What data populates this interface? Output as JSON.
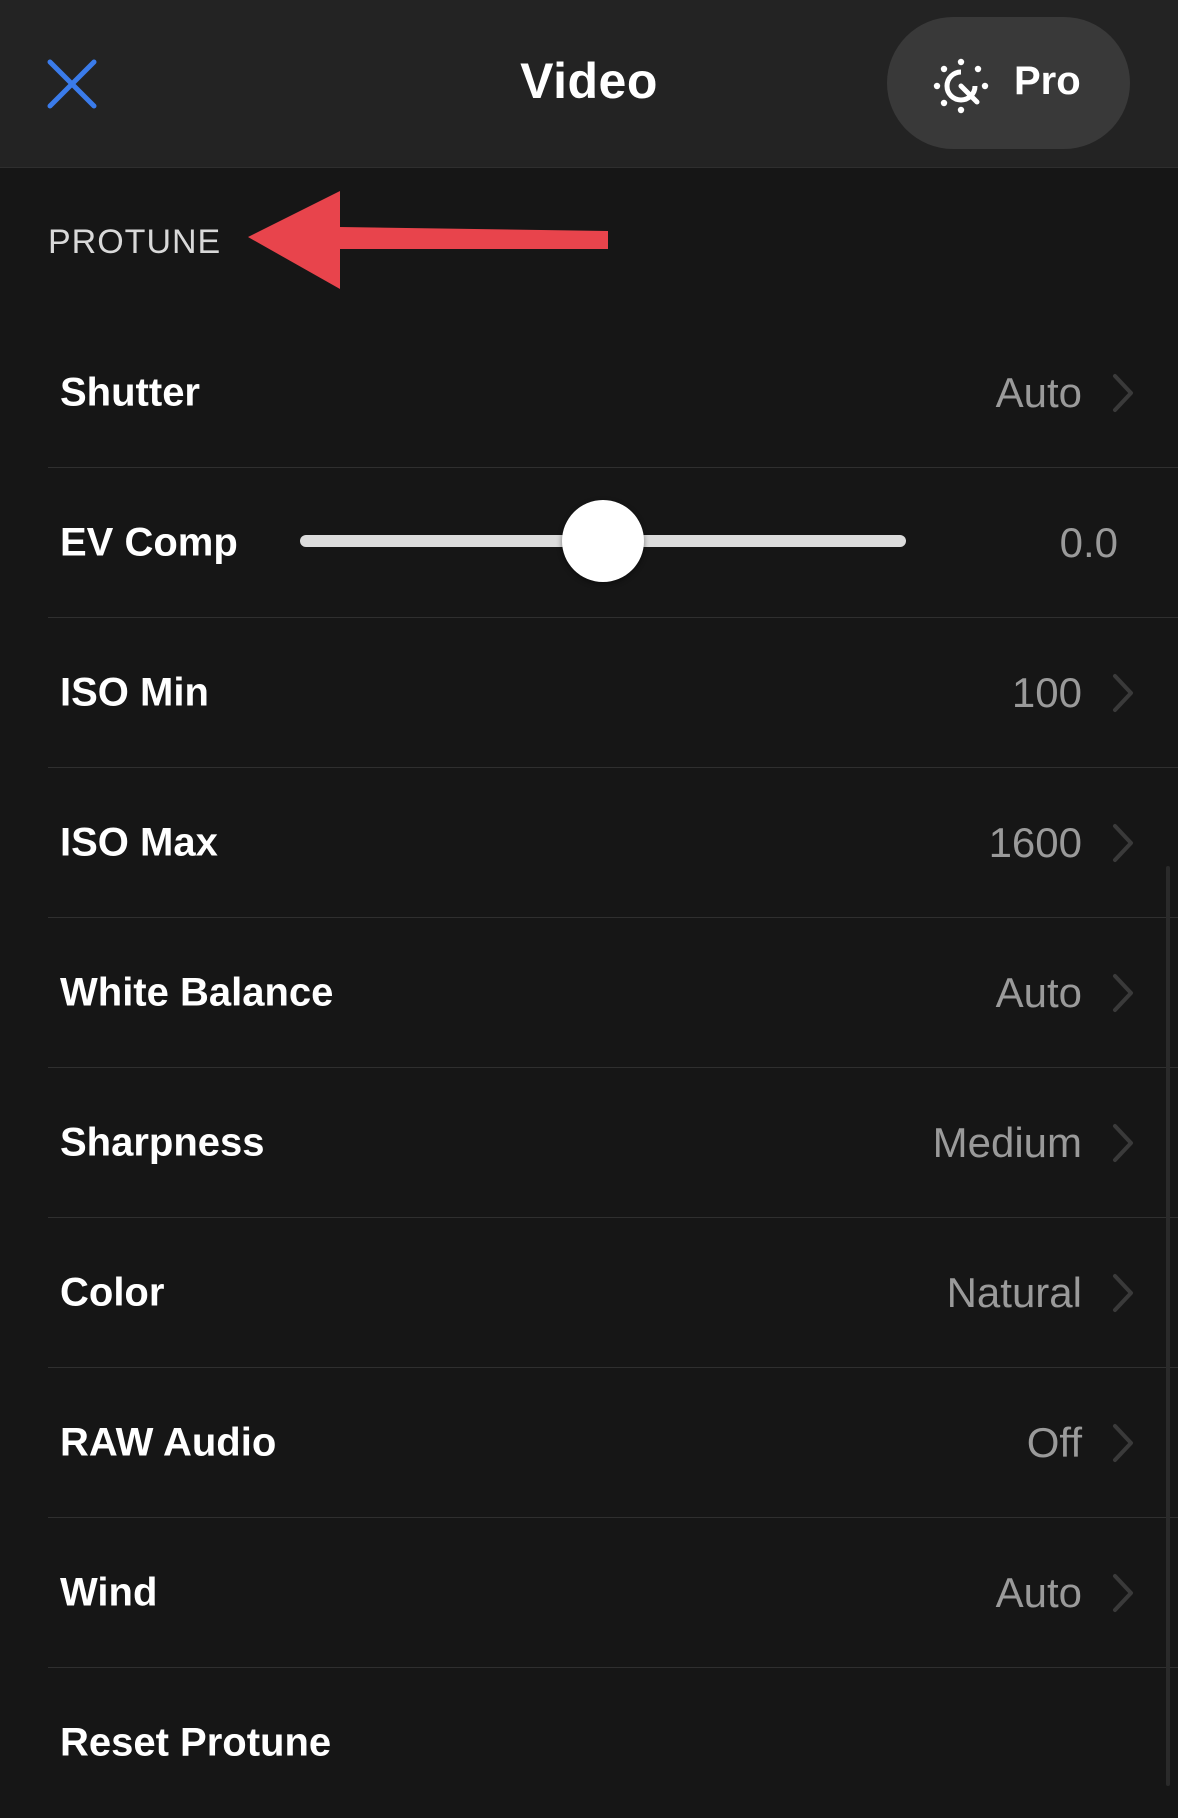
{
  "header": {
    "title": "Video",
    "close_icon": "close-icon",
    "pro_button": {
      "label": "Pro",
      "icon": "protune-dial-icon"
    }
  },
  "section": {
    "title": "PROTUNE",
    "annotation": {
      "icon": "red-arrow-annotation",
      "color": "#e8444c"
    }
  },
  "settings": {
    "shutter": {
      "label": "Shutter",
      "value": "Auto"
    },
    "ev_comp": {
      "label": "EV Comp",
      "value": "0.0",
      "slider_fraction": 0.5
    },
    "iso_min": {
      "label": "ISO Min",
      "value": "100"
    },
    "iso_max": {
      "label": "ISO Max",
      "value": "1600"
    },
    "white_balance": {
      "label": "White Balance",
      "value": "Auto"
    },
    "sharpness": {
      "label": "Sharpness",
      "value": "Medium"
    },
    "color": {
      "label": "Color",
      "value": "Natural"
    },
    "raw_audio": {
      "label": "RAW Audio",
      "value": "Off"
    },
    "wind": {
      "label": "Wind",
      "value": "Auto"
    },
    "reset": {
      "label": "Reset Protune"
    }
  },
  "colors": {
    "accent": "#3a7bea",
    "background": "#161616",
    "header_background": "#232323",
    "value_text": "#9a9a9a"
  }
}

■ **PROMPT**: Write out every line of the data that holds the word "label".

■ **RESULT BELOW**:
      "label": "Pro",
      "label": "Shutter",
      "label": "EV Comp",
      "label": "ISO Min",
      "label": "ISO Max",
      "label": "White Balance",
      "label": "Sharpness",
      "label": "Color",
      "label": "RAW Audio",
      "label": "Wind",
      "label": "Reset Protune"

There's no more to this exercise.